** Exercise description **
Work out the number of lines with "低效粗放" in them. Reply with that number and no other words.
>> BEGIN Input records
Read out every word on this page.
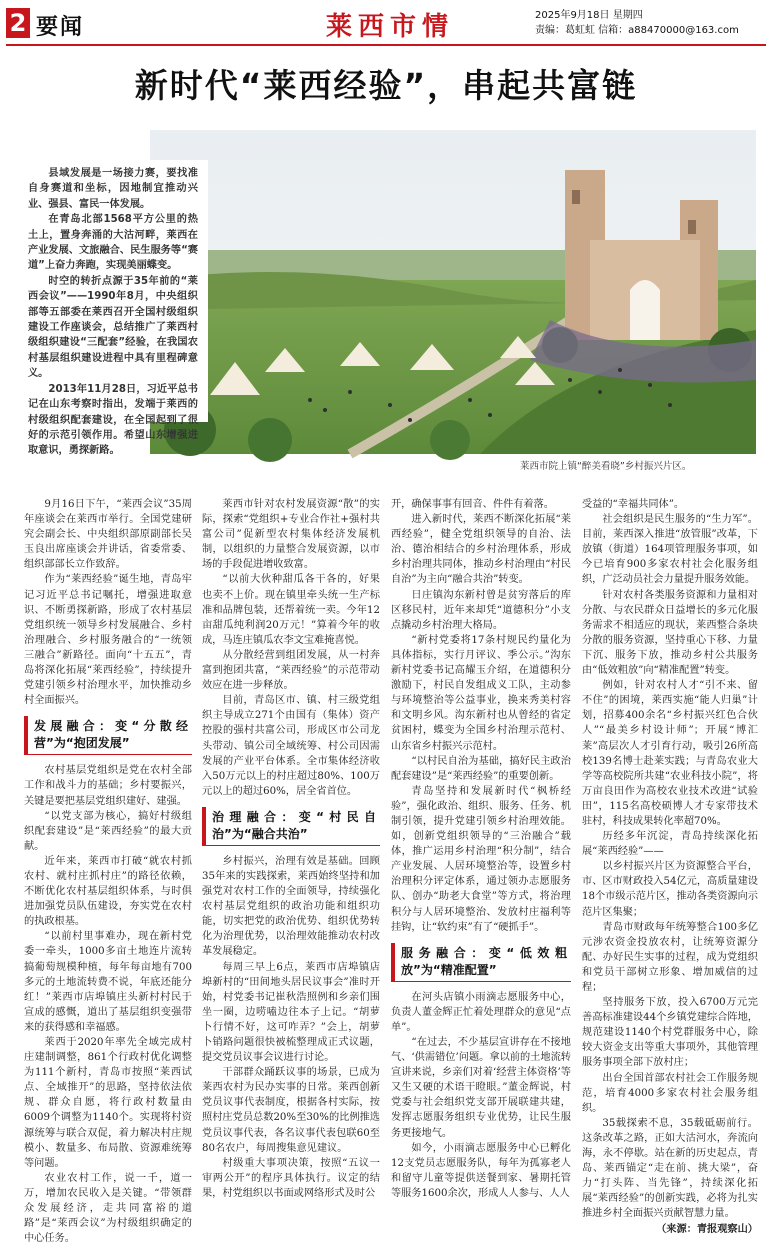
2 要闻	莱西市情	2025年9月18日 星期四
责编：葛虹虹 信箱：a88470000@163.com
新时代“莱西经验”，串起共富链
莱西市院上镇“醉美看晓”乡村振兴片区。

县域发展是一场接力赛，要找准自身赛道和坐标，因地制宜推动兴业、强县、富民一体发展。

在青岛北部1568平方公里的热土上，置身奔涌的大沽河畔，莱西在产业发展、文旅融合、民生服务等“赛道”上奋力奔跑，实现美丽蝶变。

时空的转折点源于35年前的“莱西会议”——1990年8月，中央组织部等五部委在莱西召开全国村级组织建设工作座谈会，总结推广了莱西村级组织建设“三配套”经验，在我国农村基层组织建设进程中具有里程碑意义。

2013年11月28日，习近平总书记在山东考察时指出，发端于莱西的村级组织配套建设，在全国起到了很好的示范引领作用。希望山东增强进取意识，勇探新路。

9月16日下午，“莱西会议”35周年座谈会在莱西市举行。全国党建研究会副会长、中央组织部原副部长吴玉良出席座谈会并讲话，省委常委、组织部部长立作致辞。

作为“莱西经验”诞生地，青岛牢记习近平总书记嘱托，增强进取意识、不断勇探新路，形成了农村基层党组织统一领导乡村发展融合、乡村治理融合、乡村服务融合的“一统领三融合”新路径。面向“十五五”，青岛将深化拓展“莱西经验”，持续提升党建引领乡村治理水平，加快推动乡村全面振兴。

发展融合：变“分散经营”为“抱团发展”

农村基层党组织是党在农村全部工作和战斗力的基础；乡村要振兴，关键是要把基层党组织建好、建强。

“以党支部为核心，搞好村级组织配套建设”是“莱西经验”的最大贡献。

近年来，莱西市打破“就农村抓农村、就村庄抓村庄”的路径依赖，不断优化农村基层组织体系，与时俱进加强党员队伍建设，夯实党在农村的执政根基。

“以前村里事难办，现在新村党委一牵头，1000多亩土地连片流转搞葡萄规模种植，每年每亩地有700多元的土地流转费不说，年底还能分红！”莱西市店埠镇庄头新村村民于宣成的感慨，道出了基层组织变强带来的获得感和幸福感。

莱西于2020年率先全域完成村庄建制调整，861个行政村优化调整为111个新村，青岛市按照“莱西试点、全域推开”的思路，坚持依法依规、群众自愿，将行政村数量由6009个调整为1140个。实现将村资源统筹与联合双促，着力解决村庄规模小、数量多、布局散、资源难统筹等问题。

农业农村工作，说一千，道一万，增加农民收入是关键。“带领群众发展经济，走共同富裕的道路”是“莱西会议”为村级组织确定的中心任务。

莱西市针对农村发展资源“散”的实际，探索“党组织+专业合作社+强村共富公司”促新型农村集体经济发展机制，以组织的力量整合发展资源，以市场的手段促进增收致富。

“以前大伙种甜瓜各干各的，好果也卖不上价。现在镇里牵头统一生产标准和品牌包装，还帮着统一卖。今年12亩甜瓜纯利润20万元！”算着今年的收成，马连庄镇瓜农李文宝难掩喜悦。

从分散经营到组团发展，从一村奔富到抱团共富，“莱西经验”的示范带动效应在进一步释放。

目前，青岛区市、镇、村三级党组织主导成立271个由国有（集体）资产控股的强村共富公司，形成区市公司龙头带动、镇公司全域统筹、村公司因需发展的产业平台体系。全市集体经济收入50万元以上的村庄超过80%、100万元以上的超过60%，居全省首位。

治理融合：变“村民自治”为“融合共治”

乡村振兴，治理有效是基础。回顾35年来的实践探索，莱西始终坚持和加强党对农村工作的全面领导，持续强化农村基层党组织的政治功能和组织功能，切实把党的政治优势、组织优势转化为治理优势，以治理效能推动农村改革发展稳定。

每周三早上6点，莱西市店埠镇店埠新村的“田间地头居民议事会”准时开始，村党委书记崔秋浩照例和乡亲们围坐一圈，边唠嗑边往本子上记。“胡萝卜行情不好，这可咋弄？”会上，胡萝卜销路问题很快被梳整理成正式议题，提交党员议事会议进行讨论。

干部群众踊跃议事的场景，已成为莱西农村为民办实事的日常。莱西创新党员议事代表制度，根据各村实际，按照村庄党员总数20%至30%的比例推选党员议事代表，各名议事代表包联60至80名农户，每周搜集意见建议。

村级重大事项决策，按照“五议一审两公开”的程序具体执行。议定的结果，村党组织以书面或网络形式及时公

开，确保事事有回音、件件有着落。

进入新时代，莱西不断深化拓展“莱西经验”，健全党组织领导的自治、法治、德治相结合的乡村治理体系，形成乡村治理共同体，推动乡村治理由“村民自治”为主向“融合共治”转变。

日庄镇沟东新村曾是贫穷落后的库区移民村，近年来却凭“道德积分”小支点撬动乡村治理大格局。

“新村党委将17条村规民约量化为具体指标，实行月评议、季公示。”沟东新村党委书记高耀玉介绍，在道德积分激励下，村民自发组成义工队，主动参与环境整治等公益事业，换来秀美村容和文明乡风。沟东新村也从曾经的省定贫困村，蝶变为全国乡村治理示范村、山东省乡村振兴示范村。

“以村民自治为基础，搞好民主政治配套建设”是“莱西经验”的重要创新。

青岛坚持和发展新时代“枫桥经验”，强化政治、组织、服务、任务、机制引领，提升党建引领乡村治理效能。如，创新党组织领导的“三治融合”载体，推广运用乡村治理“积分制”，结合产业发展、人居环境整治等，设置乡村治理积分评定体系，通过领办志愿服务队、创办“助老大食堂”等方式，将治理积分与人居环境整治、发放村庄福利等挂钩，让“软约束”有了“硬抓手”。

服务融合：变“低效粗放”为“精准配置”

在河头店镇小雨滴志愿服务中心，负责人董金辉正忙着处理群众的意见“点单”。

“在过去，不少基层宣讲存在不接地气、‘供需错位’问题。拿以前的土地流转宣讲来说，乡亲们对着‘经营主体资格’等又生又硬的术语干瞪眼。”董金辉说，村党委与社会组织党支部开展联建共建，发挥志愿服务组织专业优势，让民生服务更接地气。

如今，小雨滴志愿服务中心已孵化12支党员志愿服务队，每年为孤寡老人和留守儿童等提供送餐到家、暑期托管等服务1600余次，形成人人参与、人人

受益的“幸福共同体”。

社会组织是民生服务的“生力军”。目前，莱西深入推进“放管服”改革，下放镇（街道）164项管理服务事项，如今已培育900多家农村社会化服务组织，广泛动员社会力量提升服务效能。

针对农村各类服务资源和力量相对分散、与农民群众日益增长的多元化服务需求不相适应的现状，莱西整合条块分散的服务资源，坚持重心下移、力量下沉、服务下放，推动乡村公共服务由“低效粗放”向“精准配置”转变。

例如，针对农村人才“引不来、留不住”的困境，莱西实施“能人归巢”计划，招募400余名“乡村振兴红色合伙人”“最美乡村设计师”；开展“博汇莱”高层次人才引育行动，吸引26所高校139名博士赴莱实践；与青岛农业大学等高校院所共建“农业科技小院”，将万亩良田作为高校农业技术改进“试验田”，115名高校硕博人才专家带技术驻村，科技成果转化率超70%。

历经多年沉淀，青岛持续深化拓展“莱西经验”——

以乡村振兴片区为资源整合平台，市、区市财政投入54亿元，高质量建设18个市级示范片区，推动各类资源向示范片区集聚；

青岛市财政每年统筹整合100多亿元涉农资金投放农村，让统筹资源分配、办好民生实事的过程，成为党组织和党员干部树立形象、增加威信的过程；

坚持服务下放，投入6700万元完善高标准建设44个乡镇党建综合阵地，规范建设1140个村党群服务中心，除较大资金支出等重大事项外，其他管理服务事项全部下放村庄；

出台全国首部农村社会工作服务规范，培育4000多家农村社会服务组织。

35载探索不息，35载砥砺前行。这条改革之路，正如大沽河水，奔流向海，永不停歇。站在新的历史起点，青岛、莱西锚定“走在前、挑大梁”，奋力“打头阵、当先锋”，持续深化拓展“莱西经验”的创新实践，必将为扎实推进乡村全面振兴贡献智慧力量。

（来源：青报观察山）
>> END Input records
** Completed exercise **
2